━━━━━ Data section ━━━━━
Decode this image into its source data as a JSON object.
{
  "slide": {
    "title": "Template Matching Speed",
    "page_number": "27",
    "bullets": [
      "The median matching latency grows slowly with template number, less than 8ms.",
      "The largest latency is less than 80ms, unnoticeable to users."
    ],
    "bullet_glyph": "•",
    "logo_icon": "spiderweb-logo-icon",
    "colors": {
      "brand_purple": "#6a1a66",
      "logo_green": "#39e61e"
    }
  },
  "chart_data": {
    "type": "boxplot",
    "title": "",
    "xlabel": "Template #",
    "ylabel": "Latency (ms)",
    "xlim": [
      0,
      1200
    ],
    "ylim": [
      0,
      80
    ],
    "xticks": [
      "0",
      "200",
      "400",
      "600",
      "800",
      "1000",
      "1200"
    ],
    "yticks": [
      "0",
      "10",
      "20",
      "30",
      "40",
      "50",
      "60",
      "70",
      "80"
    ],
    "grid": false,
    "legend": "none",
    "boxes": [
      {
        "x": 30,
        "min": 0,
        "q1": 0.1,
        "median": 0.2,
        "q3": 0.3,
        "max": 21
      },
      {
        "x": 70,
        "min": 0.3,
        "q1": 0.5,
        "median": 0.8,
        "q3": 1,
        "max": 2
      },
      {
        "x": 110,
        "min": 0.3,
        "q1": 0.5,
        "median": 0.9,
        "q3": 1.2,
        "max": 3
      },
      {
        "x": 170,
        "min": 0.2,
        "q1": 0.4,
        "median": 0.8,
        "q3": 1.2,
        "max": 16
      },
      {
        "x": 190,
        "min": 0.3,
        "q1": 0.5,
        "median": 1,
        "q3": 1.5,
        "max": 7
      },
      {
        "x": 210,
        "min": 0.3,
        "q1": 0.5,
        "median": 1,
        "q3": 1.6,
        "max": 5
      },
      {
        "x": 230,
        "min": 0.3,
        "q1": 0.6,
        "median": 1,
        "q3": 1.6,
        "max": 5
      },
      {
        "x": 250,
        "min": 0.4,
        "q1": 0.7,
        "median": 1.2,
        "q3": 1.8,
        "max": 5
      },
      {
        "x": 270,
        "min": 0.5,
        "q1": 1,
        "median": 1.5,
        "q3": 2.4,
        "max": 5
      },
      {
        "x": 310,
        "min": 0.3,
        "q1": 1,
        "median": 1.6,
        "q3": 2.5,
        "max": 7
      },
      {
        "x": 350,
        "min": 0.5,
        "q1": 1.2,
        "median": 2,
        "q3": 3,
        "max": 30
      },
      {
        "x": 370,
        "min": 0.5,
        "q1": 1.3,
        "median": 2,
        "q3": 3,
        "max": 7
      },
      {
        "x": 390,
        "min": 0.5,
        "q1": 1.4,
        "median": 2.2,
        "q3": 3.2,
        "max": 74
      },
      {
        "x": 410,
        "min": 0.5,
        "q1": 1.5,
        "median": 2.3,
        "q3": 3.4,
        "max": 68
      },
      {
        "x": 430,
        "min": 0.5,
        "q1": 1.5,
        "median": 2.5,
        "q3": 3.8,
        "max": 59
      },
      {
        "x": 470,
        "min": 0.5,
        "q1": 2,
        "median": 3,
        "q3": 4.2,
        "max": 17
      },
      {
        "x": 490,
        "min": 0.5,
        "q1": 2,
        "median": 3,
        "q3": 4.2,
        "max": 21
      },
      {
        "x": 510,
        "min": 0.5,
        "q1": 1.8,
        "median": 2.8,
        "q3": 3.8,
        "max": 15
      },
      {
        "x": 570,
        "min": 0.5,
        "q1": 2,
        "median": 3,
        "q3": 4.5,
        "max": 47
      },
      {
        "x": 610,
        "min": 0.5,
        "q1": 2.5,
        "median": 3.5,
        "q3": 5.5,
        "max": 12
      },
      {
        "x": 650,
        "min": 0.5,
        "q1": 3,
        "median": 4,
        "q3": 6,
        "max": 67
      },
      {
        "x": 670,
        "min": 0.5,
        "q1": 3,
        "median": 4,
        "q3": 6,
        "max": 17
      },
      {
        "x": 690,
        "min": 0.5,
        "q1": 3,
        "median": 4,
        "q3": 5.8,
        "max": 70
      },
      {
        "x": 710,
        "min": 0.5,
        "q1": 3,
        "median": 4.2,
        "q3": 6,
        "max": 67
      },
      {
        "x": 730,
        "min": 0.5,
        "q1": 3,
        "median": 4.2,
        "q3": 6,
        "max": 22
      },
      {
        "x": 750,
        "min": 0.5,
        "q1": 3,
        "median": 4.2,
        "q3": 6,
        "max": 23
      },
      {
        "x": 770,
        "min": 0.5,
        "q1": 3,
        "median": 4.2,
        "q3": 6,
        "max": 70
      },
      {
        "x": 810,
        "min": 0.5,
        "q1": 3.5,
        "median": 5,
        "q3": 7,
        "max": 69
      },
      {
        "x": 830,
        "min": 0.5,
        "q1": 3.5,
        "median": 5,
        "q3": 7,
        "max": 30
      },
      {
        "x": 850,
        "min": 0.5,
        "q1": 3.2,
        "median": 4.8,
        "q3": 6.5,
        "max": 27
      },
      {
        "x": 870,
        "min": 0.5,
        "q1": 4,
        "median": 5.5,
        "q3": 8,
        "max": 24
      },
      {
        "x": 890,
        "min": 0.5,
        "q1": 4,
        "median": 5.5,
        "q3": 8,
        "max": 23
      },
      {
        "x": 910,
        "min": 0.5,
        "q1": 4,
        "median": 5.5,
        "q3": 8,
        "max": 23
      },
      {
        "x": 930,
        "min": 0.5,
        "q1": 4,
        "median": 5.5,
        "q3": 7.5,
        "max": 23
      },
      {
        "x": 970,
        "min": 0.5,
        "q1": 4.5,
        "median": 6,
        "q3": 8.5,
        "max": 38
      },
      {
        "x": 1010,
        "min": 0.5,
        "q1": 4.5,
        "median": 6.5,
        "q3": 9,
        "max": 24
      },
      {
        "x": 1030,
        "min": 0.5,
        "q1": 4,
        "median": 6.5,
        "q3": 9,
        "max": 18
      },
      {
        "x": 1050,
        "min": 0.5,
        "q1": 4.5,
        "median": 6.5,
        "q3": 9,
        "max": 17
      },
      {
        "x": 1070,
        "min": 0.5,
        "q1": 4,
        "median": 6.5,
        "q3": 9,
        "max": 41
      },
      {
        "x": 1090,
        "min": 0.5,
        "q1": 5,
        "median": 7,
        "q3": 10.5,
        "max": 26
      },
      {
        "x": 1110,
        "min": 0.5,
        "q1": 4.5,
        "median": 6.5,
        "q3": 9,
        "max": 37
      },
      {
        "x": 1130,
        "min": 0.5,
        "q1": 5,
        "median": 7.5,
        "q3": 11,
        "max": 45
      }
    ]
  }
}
━━━━━
━━━━━ Data section ━━━━━
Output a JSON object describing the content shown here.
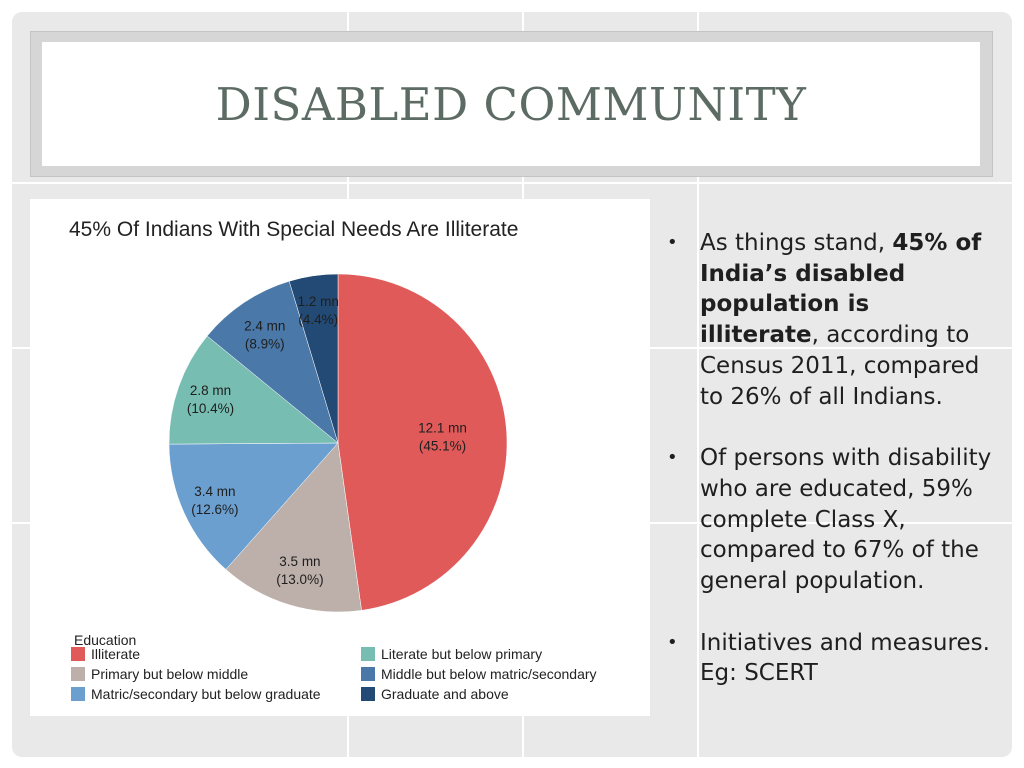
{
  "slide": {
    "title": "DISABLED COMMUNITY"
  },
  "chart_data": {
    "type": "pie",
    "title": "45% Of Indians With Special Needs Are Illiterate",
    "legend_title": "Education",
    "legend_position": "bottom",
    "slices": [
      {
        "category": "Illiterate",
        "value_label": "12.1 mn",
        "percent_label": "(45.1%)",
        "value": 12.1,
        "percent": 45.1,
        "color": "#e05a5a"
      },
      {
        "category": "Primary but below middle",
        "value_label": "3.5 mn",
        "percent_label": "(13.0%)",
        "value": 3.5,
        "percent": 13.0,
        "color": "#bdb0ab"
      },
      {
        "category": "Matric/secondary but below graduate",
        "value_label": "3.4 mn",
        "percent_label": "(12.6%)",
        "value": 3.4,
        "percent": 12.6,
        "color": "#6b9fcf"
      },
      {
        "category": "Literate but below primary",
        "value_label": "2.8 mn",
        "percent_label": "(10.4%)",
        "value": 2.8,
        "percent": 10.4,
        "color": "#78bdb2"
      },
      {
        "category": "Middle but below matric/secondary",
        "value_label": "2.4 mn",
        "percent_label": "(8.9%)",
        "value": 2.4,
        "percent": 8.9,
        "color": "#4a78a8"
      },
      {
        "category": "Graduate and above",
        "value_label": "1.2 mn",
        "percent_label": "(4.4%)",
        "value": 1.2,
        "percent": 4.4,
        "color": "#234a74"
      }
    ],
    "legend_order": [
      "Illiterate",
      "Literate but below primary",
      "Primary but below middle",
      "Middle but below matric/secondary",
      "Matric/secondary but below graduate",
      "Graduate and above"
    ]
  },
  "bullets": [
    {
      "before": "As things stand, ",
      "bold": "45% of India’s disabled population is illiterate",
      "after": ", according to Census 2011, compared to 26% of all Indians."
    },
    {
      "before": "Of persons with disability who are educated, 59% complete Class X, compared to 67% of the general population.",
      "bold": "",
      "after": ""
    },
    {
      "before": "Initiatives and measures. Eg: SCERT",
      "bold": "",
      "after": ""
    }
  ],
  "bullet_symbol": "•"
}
━━━━━
**Exercise details**.
Copy every single line of the material above that holds "Indians".

**Result of the exercise**.
    "title": "45% Of Indians With Special Needs Are Illiterate",
      "after": ", according to Census 2011, compared to 26% of all Indians."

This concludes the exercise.